### What the task asks
Give every line again exactly as it appears, please, but not the pictures.

### Material for the task

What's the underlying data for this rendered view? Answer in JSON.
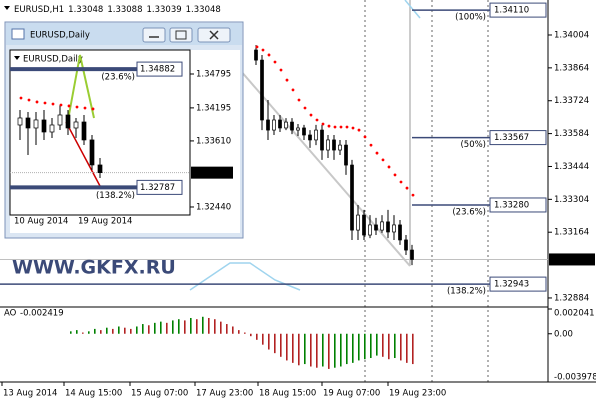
{
  "watermark": "WWW.GKFX.RU",
  "chart_data": [
    {
      "type": "candlestick",
      "symbol": "EURUSD,H1",
      "ohlc": [
        1.33048,
        1.33088,
        1.33039,
        1.33048
      ],
      "open": [
        1.3394,
        1.33897,
        1.33642,
        1.33599,
        1.33642,
        1.33608,
        1.33633,
        1.33599,
        1.33608,
        1.33578,
        1.33557,
        1.33599,
        1.33514,
        1.33557,
        1.33514,
        1.33535,
        1.3345,
        1.33173,
        1.33237,
        1.33152,
        1.33195,
        1.33173,
        1.33208,
        1.33165,
        1.33195,
        1.33131,
        1.33088
      ],
      "high": [
        1.33961,
        1.33919,
        1.33727,
        1.33663,
        1.33663,
        1.3365,
        1.3365,
        1.33625,
        1.33621,
        1.33599,
        1.33621,
        1.33621,
        1.33578,
        1.33578,
        1.33557,
        1.33557,
        1.33472,
        1.3328,
        1.33259,
        1.33237,
        1.33225,
        1.33237,
        1.33259,
        1.33237,
        1.33216,
        1.33152,
        1.3311
      ],
      "low": [
        1.33876,
        1.33599,
        1.33557,
        1.33578,
        1.33591,
        1.33599,
        1.33582,
        1.33574,
        1.33557,
        1.33523,
        1.33535,
        1.33472,
        1.3348,
        1.33472,
        1.33493,
        1.33408,
        1.33131,
        1.33131,
        1.33131,
        1.33139,
        1.33152,
        1.33161,
        1.33139,
        1.33131,
        1.3311,
        1.33067,
        1.33024
      ],
      "close": [
        1.33897,
        1.33642,
        1.33599,
        1.33642,
        1.33608,
        1.33633,
        1.33599,
        1.33608,
        1.33578,
        1.33557,
        1.33599,
        1.33514,
        1.33557,
        1.33514,
        1.33535,
        1.3345,
        1.33173,
        1.33237,
        1.33152,
        1.33195,
        1.33173,
        1.33208,
        1.33165,
        1.33195,
        1.33131,
        1.33088,
        1.33048
      ],
      "sar": [
        1.33953,
        1.3394,
        1.33919,
        1.33889,
        1.33855,
        1.33812,
        1.3377,
        1.33727,
        1.33693,
        1.33663,
        1.33642,
        1.33625,
        1.33616,
        1.33612,
        1.33612,
        1.33612,
        1.33608,
        1.33599,
        1.3357,
        1.33535,
        1.33501,
        1.33472,
        1.33442,
        1.33408,
        1.33378,
        1.33352,
        1.33322
      ],
      "sar_color": "#ff0000",
      "ylim": [
        1.32854,
        1.34153
      ],
      "yticks": [
        1.34004,
        1.33864,
        1.33724,
        1.33584,
        1.33444,
        1.33304,
        1.33164,
        1.32884
      ],
      "last": 1.33048,
      "fib_levels": {
        "values": [
          1.3411,
          1.33567,
          1.3328,
          1.32943
        ],
        "value_labels": [
          "1.34110",
          "1.33567",
          "1.33280",
          "1.32943"
        ],
        "labels": [
          "(100%)",
          "(50%)",
          "(23.6%)",
          "(138.2%)"
        ]
      },
      "x_labels": [
        "13 Aug 2014",
        "14 Aug 15:00",
        "15 Aug 07:00",
        "17 Aug 23:00",
        "18 Aug 15:00",
        "19 Aug 07:00",
        "19 Aug 23:00"
      ]
    },
    {
      "type": "bar",
      "name": "AO",
      "current": -0.002419,
      "values": [
        0.0002,
        0.0003,
        0.0001,
        0.0002,
        0.0004,
        0.0003,
        0.0005,
        0.0004,
        0.0006,
        0.0005,
        0.0004,
        0.0006,
        0.0008,
        0.0007,
        0.0009,
        0.001,
        0.0009,
        0.0011,
        0.0012,
        0.0011,
        0.0013,
        0.0012,
        0.0014,
        0.0013,
        0.0012,
        0.001,
        0.0008,
        0.0006,
        0.0003,
        0.0001,
        -0.0002,
        -0.0005,
        -0.0009,
        -0.0013,
        -0.0016,
        -0.0019,
        -0.0022,
        -0.0024,
        -0.0026,
        -0.0025,
        -0.0027,
        -0.0028,
        -0.0027,
        -0.0029,
        -0.0028,
        -0.0027,
        -0.0025,
        -0.0024,
        -0.0022,
        -0.0021,
        -0.002,
        -0.0018,
        -0.0019,
        -0.0021,
        -0.002,
        -0.0022,
        -0.0024,
        -0.0025
      ],
      "up_color": "#008000",
      "down_color": "#b22222",
      "ylim": [
        -0.003978,
        0.002041
      ],
      "yticks": [
        0.002041,
        {
          "value": 0,
          "label": "0.00"
        },
        -0.003978
      ]
    },
    {
      "type": "candlestick",
      "window_title": "EURUSD,Daily",
      "symbol": "EURUSD,Daily",
      "open": [
        1.33892,
        1.34016,
        1.33839,
        1.33981,
        1.33768,
        1.33892,
        1.34069,
        1.33839,
        1.33945,
        1.33627,
        1.33184
      ],
      "high": [
        1.34158,
        1.34122,
        1.34122,
        1.34158,
        1.34016,
        1.34246,
        1.34158,
        1.34016,
        1.34069,
        1.33715,
        1.33308
      ],
      "low": [
        1.33627,
        1.33361,
        1.33538,
        1.33627,
        1.33662,
        1.33804,
        1.33715,
        1.33662,
        1.33538,
        1.33095,
        1.32954
      ],
      "close": [
        1.34016,
        1.33839,
        1.33981,
        1.33768,
        1.33892,
        1.34069,
        1.33839,
        1.33945,
        1.33627,
        1.33184,
        1.33048
      ],
      "sar": [
        1.3437,
        1.34335,
        1.343,
        1.34282,
        1.34264,
        1.34246,
        1.34229,
        1.34211,
        1.34193,
        1.34176,
        null
      ],
      "sar_color": "#ff0000",
      "ylim": [
        1.32298,
        1.3522
      ],
      "yticks": [
        1.34795,
        1.34195,
        {
          "value": 1.3361,
          "label": "1.33610"
        },
        {
          "value": 1.3244,
          "label": "1.32440"
        }
      ],
      "last": 1.33048,
      "fib_levels": {
        "values": [
          1.34882,
          1.32787
        ],
        "labels": [
          "(23.6%)",
          "(138.2%)"
        ]
      },
      "x_labels": [
        "10 Aug 2014",
        "19 Aug 2014"
      ]
    }
  ]
}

### Result for this task
What's the underlying data for this rendered view? Answer in JSON.
{
  "watermark": "WWW.GKFX.RU",
  "chart_data": [
    {
      "type": "candlestick",
      "symbol": "EURUSD,H1",
      "ohlc": [
        1.33048,
        1.33088,
        1.33039,
        1.33048
      ],
      "open": [
        1.3394,
        1.33897,
        1.33642,
        1.33599,
        1.33642,
        1.33608,
        1.33633,
        1.33599,
        1.33608,
        1.33578,
        1.33557,
        1.33599,
        1.33514,
        1.33557,
        1.33514,
        1.33535,
        1.3345,
        1.33173,
        1.33237,
        1.33152,
        1.33195,
        1.33173,
        1.33208,
        1.33165,
        1.33195,
        1.33131,
        1.33088
      ],
      "high": [
        1.33961,
        1.33919,
        1.33727,
        1.33663,
        1.33663,
        1.3365,
        1.3365,
        1.33625,
        1.33621,
        1.33599,
        1.33621,
        1.33621,
        1.33578,
        1.33578,
        1.33557,
        1.33557,
        1.33472,
        1.3328,
        1.33259,
        1.33237,
        1.33225,
        1.33237,
        1.33259,
        1.33237,
        1.33216,
        1.33152,
        1.3311
      ],
      "low": [
        1.33876,
        1.33599,
        1.33557,
        1.33578,
        1.33591,
        1.33599,
        1.33582,
        1.33574,
        1.33557,
        1.33523,
        1.33535,
        1.33472,
        1.3348,
        1.33472,
        1.33493,
        1.33408,
        1.33131,
        1.33131,
        1.33131,
        1.33139,
        1.33152,
        1.33161,
        1.33139,
        1.33131,
        1.3311,
        1.33067,
        1.33024
      ],
      "close": [
        1.33897,
        1.33642,
        1.33599,
        1.33642,
        1.33608,
        1.33633,
        1.33599,
        1.33608,
        1.33578,
        1.33557,
        1.33599,
        1.33514,
        1.33557,
        1.33514,
        1.33535,
        1.3345,
        1.33173,
        1.33237,
        1.33152,
        1.33195,
        1.33173,
        1.33208,
        1.33165,
        1.33195,
        1.33131,
        1.33088,
        1.33048
      ],
      "sar": [
        1.33953,
        1.3394,
        1.33919,
        1.33889,
        1.33855,
        1.33812,
        1.3377,
        1.33727,
        1.33693,
        1.33663,
        1.33642,
        1.33625,
        1.33616,
        1.33612,
        1.33612,
        1.33612,
        1.33608,
        1.33599,
        1.3357,
        1.33535,
        1.33501,
        1.33472,
        1.33442,
        1.33408,
        1.33378,
        1.33352,
        1.33322
      ],
      "sar_color": "#ff0000",
      "ylim": [
        1.32854,
        1.34153
      ],
      "yticks": [
        1.34004,
        1.33864,
        1.33724,
        1.33584,
        1.33444,
        1.33304,
        1.33164,
        1.32884
      ],
      "last": 1.33048,
      "fib_levels": {
        "values": [
          1.3411,
          1.33567,
          1.3328,
          1.32943
        ],
        "value_labels": [
          "1.34110",
          "1.33567",
          "1.33280",
          "1.32943"
        ],
        "labels": [
          "(100%)",
          "(50%)",
          "(23.6%)",
          "(138.2%)"
        ]
      },
      "x_labels": [
        "13 Aug 2014",
        "14 Aug 15:00",
        "15 Aug 07:00",
        "17 Aug 23:00",
        "18 Aug 15:00",
        "19 Aug 07:00",
        "19 Aug 23:00"
      ]
    },
    {
      "type": "bar",
      "name": "AO",
      "current": -0.002419,
      "values": [
        0.0002,
        0.0003,
        0.0001,
        0.0002,
        0.0004,
        0.0003,
        0.0005,
        0.0004,
        0.0006,
        0.0005,
        0.0004,
        0.0006,
        0.0008,
        0.0007,
        0.0009,
        0.001,
        0.0009,
        0.0011,
        0.0012,
        0.0011,
        0.0013,
        0.0012,
        0.0014,
        0.0013,
        0.0012,
        0.001,
        0.0008,
        0.0006,
        0.0003,
        0.0001,
        -0.0002,
        -0.0005,
        -0.0009,
        -0.0013,
        -0.0016,
        -0.0019,
        -0.0022,
        -0.0024,
        -0.0026,
        -0.0025,
        -0.0027,
        -0.0028,
        -0.0027,
        -0.0029,
        -0.0028,
        -0.0027,
        -0.0025,
        -0.0024,
        -0.0022,
        -0.0021,
        -0.002,
        -0.0018,
        -0.0019,
        -0.0021,
        -0.002,
        -0.0022,
        -0.0024,
        -0.0025
      ],
      "up_color": "#008000",
      "down_color": "#b22222",
      "ylim": [
        -0.003978,
        0.002041
      ],
      "yticks": [
        0.002041,
        {
          "value": 0,
          "label": "0.00"
        },
        -0.003978
      ]
    },
    {
      "type": "candlestick",
      "window_title": "EURUSD,Daily",
      "symbol": "EURUSD,Daily",
      "open": [
        1.33892,
        1.34016,
        1.33839,
        1.33981,
        1.33768,
        1.33892,
        1.34069,
        1.33839,
        1.33945,
        1.33627,
        1.33184
      ],
      "high": [
        1.34158,
        1.34122,
        1.34122,
        1.34158,
        1.34016,
        1.34246,
        1.34158,
        1.34016,
        1.34069,
        1.33715,
        1.33308
      ],
      "low": [
        1.33627,
        1.33361,
        1.33538,
        1.33627,
        1.33662,
        1.33804,
        1.33715,
        1.33662,
        1.33538,
        1.33095,
        1.32954
      ],
      "close": [
        1.34016,
        1.33839,
        1.33981,
        1.33768,
        1.33892,
        1.34069,
        1.33839,
        1.33945,
        1.33627,
        1.33184,
        1.33048
      ],
      "sar": [
        1.3437,
        1.34335,
        1.343,
        1.34282,
        1.34264,
        1.34246,
        1.34229,
        1.34211,
        1.34193,
        1.34176,
        null
      ],
      "sar_color": "#ff0000",
      "ylim": [
        1.32298,
        1.3522
      ],
      "yticks": [
        1.34795,
        1.34195,
        {
          "value": 1.3361,
          "label": "1.33610"
        },
        {
          "value": 1.3244,
          "label": "1.32440"
        }
      ],
      "last": 1.33048,
      "fib_levels": {
        "values": [
          1.34882,
          1.32787
        ],
        "labels": [
          "(23.6%)",
          "(138.2%)"
        ]
      },
      "x_labels": [
        "10 Aug 2014",
        "19 Aug 2014"
      ]
    }
  ]
}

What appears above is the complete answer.